==== Task material

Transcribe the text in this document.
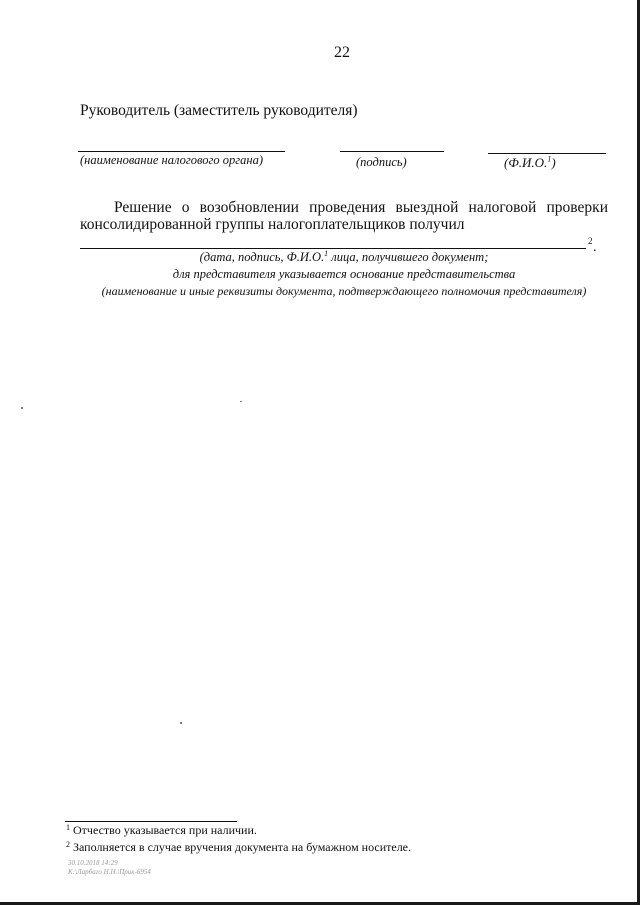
22
Руководитель (заместитель руководителя)
(наименование налогового органа)	(подпись)	(Ф.И.О.$^1$)
Решение о возобновлении проведения выездной налоговой проверки консолидированной группы налогоплательщиков получил
2 .
(дата, подпись, Ф.И.О.$^1$ лица, получившего документ;
для представителя указывается основание представительства
(наименование и иные реквизиты документа, подтверждающего полномочия представителя)
$^1$ Отчество указывается при наличии.
$^2$ Заполняется в случае вручения документа на бумажном носителе.
30.10.2018 14:29
К:\Ларбаго Н.Н.\Прик-6954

========

Each line in the material either holds the string "документа" or does not. State how many do, and nothing else.

__Output of the task__
2